- **Exercise details**
Reproduce the lines of the material exactly, excluding every image.

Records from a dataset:
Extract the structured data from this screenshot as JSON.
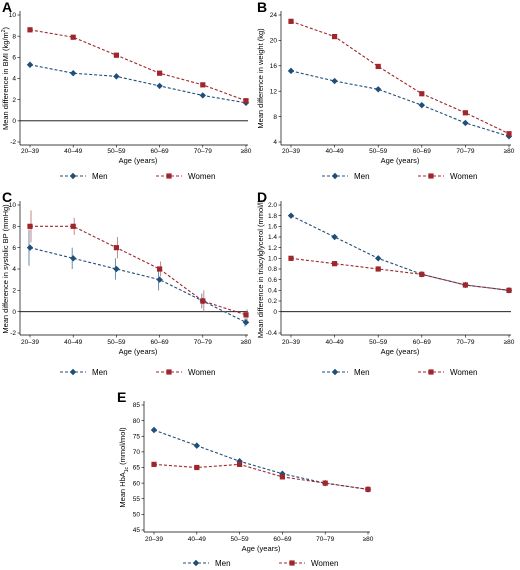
{
  "colors": {
    "men": "#1f4e79",
    "women": "#a0262c",
    "zero_line": "#000000",
    "error_bar": "#c07a7a"
  },
  "legend": {
    "men": "Men",
    "women": "Women"
  },
  "chart_data": [
    {
      "panel": "A",
      "type": "line",
      "categories": [
        "20–39",
        "40–49",
        "50–59",
        "60–69",
        "70–79",
        "≥80"
      ],
      "xlabel": "Age (years)",
      "ylabel": "Mean difference in BMI (kg/m²)",
      "ylim": [
        -2,
        10
      ],
      "yticks": [
        -2,
        0,
        2,
        4,
        6,
        8,
        10
      ],
      "zero_line": true,
      "series": [
        {
          "name": "Men",
          "values": [
            5.3,
            4.5,
            4.2,
            3.3,
            2.4,
            1.7
          ]
        },
        {
          "name": "Women",
          "values": [
            8.6,
            7.9,
            6.2,
            4.5,
            3.4,
            1.9
          ]
        }
      ]
    },
    {
      "panel": "B",
      "type": "line",
      "categories": [
        "20–39",
        "40–49",
        "50–59",
        "60–69",
        "70–79",
        "≥80"
      ],
      "xlabel": "Age (years)",
      "ylabel": "Mean difference in weight (kg)",
      "ylim": [
        4,
        24
      ],
      "yticks": [
        4,
        8,
        12,
        16,
        20,
        24
      ],
      "zero_line": false,
      "series": [
        {
          "name": "Men",
          "values": [
            15.2,
            13.6,
            12.3,
            9.8,
            7.0,
            4.9
          ]
        },
        {
          "name": "Women",
          "values": [
            23.0,
            20.6,
            15.9,
            11.6,
            8.6,
            5.3
          ]
        }
      ]
    },
    {
      "panel": "C",
      "type": "line",
      "categories": [
        "20–39",
        "40–49",
        "50–59",
        "60–69",
        "70–79",
        "≥80"
      ],
      "xlabel": "Age (years)",
      "ylabel": "Mean difference in systolic BP (mmHg)",
      "ylim": [
        -2,
        10
      ],
      "yticks": [
        -2,
        0,
        2,
        4,
        6,
        8,
        10
      ],
      "zero_line": true,
      "series": [
        {
          "name": "Men",
          "values": [
            6.0,
            5.0,
            4.0,
            3.0,
            1.0,
            -1.0
          ],
          "ci": [
            [
              4.3,
              7.7
            ],
            [
              4.0,
              6.0
            ],
            [
              3.0,
              5.0
            ],
            [
              2.0,
              4.0
            ],
            [
              0.3,
              1.7
            ],
            [
              -1.4,
              -0.6
            ]
          ]
        },
        {
          "name": "Women",
          "values": [
            8.0,
            8.0,
            6.0,
            4.0,
            1.0,
            -0.3
          ],
          "ci": [
            [
              6.5,
              9.5
            ],
            [
              7.2,
              8.8
            ],
            [
              5.0,
              7.0
            ],
            [
              3.3,
              4.7
            ],
            [
              0.0,
              2.0
            ],
            [
              -0.8,
              0.2
            ]
          ]
        }
      ]
    },
    {
      "panel": "D",
      "type": "line",
      "categories": [
        "20–39",
        "40–49",
        "50–59",
        "60–69",
        "70–79",
        "≥80"
      ],
      "xlabel": "Age (years)",
      "ylabel": "Mean difference in triacylglycerol (mmol/l)",
      "ylim": [
        -0.4,
        2.0
      ],
      "yticks": [
        -0.4,
        0.0,
        0.2,
        0.4,
        0.6,
        0.8,
        1.0,
        1.2,
        1.4,
        1.6,
        1.8,
        2.0
      ],
      "ytick_labels": [
        "-0.4",
        "0",
        "0.2",
        "0.4",
        "0.6",
        "0.8",
        "1.0",
        "1.2",
        "1.4",
        "1.6",
        "1.8",
        "2.0"
      ],
      "zero_line": true,
      "series": [
        {
          "name": "Men",
          "values": [
            1.8,
            1.4,
            1.0,
            0.7,
            0.5,
            0.4
          ]
        },
        {
          "name": "Women",
          "values": [
            1.0,
            0.9,
            0.8,
            0.7,
            0.5,
            0.4
          ]
        }
      ]
    },
    {
      "panel": "E",
      "type": "line",
      "categories": [
        "20–39",
        "40–49",
        "50–59",
        "60–69",
        "70–79",
        "≥80"
      ],
      "xlabel": "Age (years)",
      "ylabel": "Mean HbA1c (mmol/mol)",
      "ylim": [
        45,
        85
      ],
      "yticks": [
        45,
        50,
        55,
        60,
        65,
        70,
        75,
        80,
        85
      ],
      "zero_line": false,
      "series": [
        {
          "name": "Men",
          "values": [
            77,
            72,
            67,
            63,
            60,
            58
          ]
        },
        {
          "name": "Women",
          "values": [
            66,
            65,
            66,
            62,
            60,
            58
          ]
        }
      ]
    }
  ]
}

- **Answer below**
Extract the structured data from this screenshot as JSON.
{
  "colors": {
    "men": "#1f4e79",
    "women": "#a0262c",
    "zero_line": "#000000",
    "error_bar": "#c07a7a"
  },
  "legend": {
    "men": "Men",
    "women": "Women"
  },
  "chart_data": [
    {
      "panel": "A",
      "type": "line",
      "categories": [
        "20–39",
        "40–49",
        "50–59",
        "60–69",
        "70–79",
        "≥80"
      ],
      "xlabel": "Age (years)",
      "ylabel": "Mean difference in BMI (kg/m²)",
      "ylim": [
        -2,
        10
      ],
      "yticks": [
        -2,
        0,
        2,
        4,
        6,
        8,
        10
      ],
      "zero_line": true,
      "series": [
        {
          "name": "Men",
          "values": [
            5.3,
            4.5,
            4.2,
            3.3,
            2.4,
            1.7
          ]
        },
        {
          "name": "Women",
          "values": [
            8.6,
            7.9,
            6.2,
            4.5,
            3.4,
            1.9
          ]
        }
      ]
    },
    {
      "panel": "B",
      "type": "line",
      "categories": [
        "20–39",
        "40–49",
        "50–59",
        "60–69",
        "70–79",
        "≥80"
      ],
      "xlabel": "Age (years)",
      "ylabel": "Mean difference in weight (kg)",
      "ylim": [
        4,
        24
      ],
      "yticks": [
        4,
        8,
        12,
        16,
        20,
        24
      ],
      "zero_line": false,
      "series": [
        {
          "name": "Men",
          "values": [
            15.2,
            13.6,
            12.3,
            9.8,
            7.0,
            4.9
          ]
        },
        {
          "name": "Women",
          "values": [
            23.0,
            20.6,
            15.9,
            11.6,
            8.6,
            5.3
          ]
        }
      ]
    },
    {
      "panel": "C",
      "type": "line",
      "categories": [
        "20–39",
        "40–49",
        "50–59",
        "60–69",
        "70–79",
        "≥80"
      ],
      "xlabel": "Age (years)",
      "ylabel": "Mean difference in systolic BP (mmHg)",
      "ylim": [
        -2,
        10
      ],
      "yticks": [
        -2,
        0,
        2,
        4,
        6,
        8,
        10
      ],
      "zero_line": true,
      "series": [
        {
          "name": "Men",
          "values": [
            6.0,
            5.0,
            4.0,
            3.0,
            1.0,
            -1.0
          ],
          "ci": [
            [
              4.3,
              7.7
            ],
            [
              4.0,
              6.0
            ],
            [
              3.0,
              5.0
            ],
            [
              2.0,
              4.0
            ],
            [
              0.3,
              1.7
            ],
            [
              -1.4,
              -0.6
            ]
          ]
        },
        {
          "name": "Women",
          "values": [
            8.0,
            8.0,
            6.0,
            4.0,
            1.0,
            -0.3
          ],
          "ci": [
            [
              6.5,
              9.5
            ],
            [
              7.2,
              8.8
            ],
            [
              5.0,
              7.0
            ],
            [
              3.3,
              4.7
            ],
            [
              0.0,
              2.0
            ],
            [
              -0.8,
              0.2
            ]
          ]
        }
      ]
    },
    {
      "panel": "D",
      "type": "line",
      "categories": [
        "20–39",
        "40–49",
        "50–59",
        "60–69",
        "70–79",
        "≥80"
      ],
      "xlabel": "Age (years)",
      "ylabel": "Mean difference in triacylglycerol (mmol/l)",
      "ylim": [
        -0.4,
        2.0
      ],
      "yticks": [
        -0.4,
        0.0,
        0.2,
        0.4,
        0.6,
        0.8,
        1.0,
        1.2,
        1.4,
        1.6,
        1.8,
        2.0
      ],
      "ytick_labels": [
        "-0.4",
        "0",
        "0.2",
        "0.4",
        "0.6",
        "0.8",
        "1.0",
        "1.2",
        "1.4",
        "1.6",
        "1.8",
        "2.0"
      ],
      "zero_line": true,
      "series": [
        {
          "name": "Men",
          "values": [
            1.8,
            1.4,
            1.0,
            0.7,
            0.5,
            0.4
          ]
        },
        {
          "name": "Women",
          "values": [
            1.0,
            0.9,
            0.8,
            0.7,
            0.5,
            0.4
          ]
        }
      ]
    },
    {
      "panel": "E",
      "type": "line",
      "categories": [
        "20–39",
        "40–49",
        "50–59",
        "60–69",
        "70–79",
        "≥80"
      ],
      "xlabel": "Age (years)",
      "ylabel": "Mean HbA1c (mmol/mol)",
      "ylim": [
        45,
        85
      ],
      "yticks": [
        45,
        50,
        55,
        60,
        65,
        70,
        75,
        80,
        85
      ],
      "zero_line": false,
      "series": [
        {
          "name": "Men",
          "values": [
            77,
            72,
            67,
            63,
            60,
            58
          ]
        },
        {
          "name": "Women",
          "values": [
            66,
            65,
            66,
            62,
            60,
            58
          ]
        }
      ]
    }
  ]
}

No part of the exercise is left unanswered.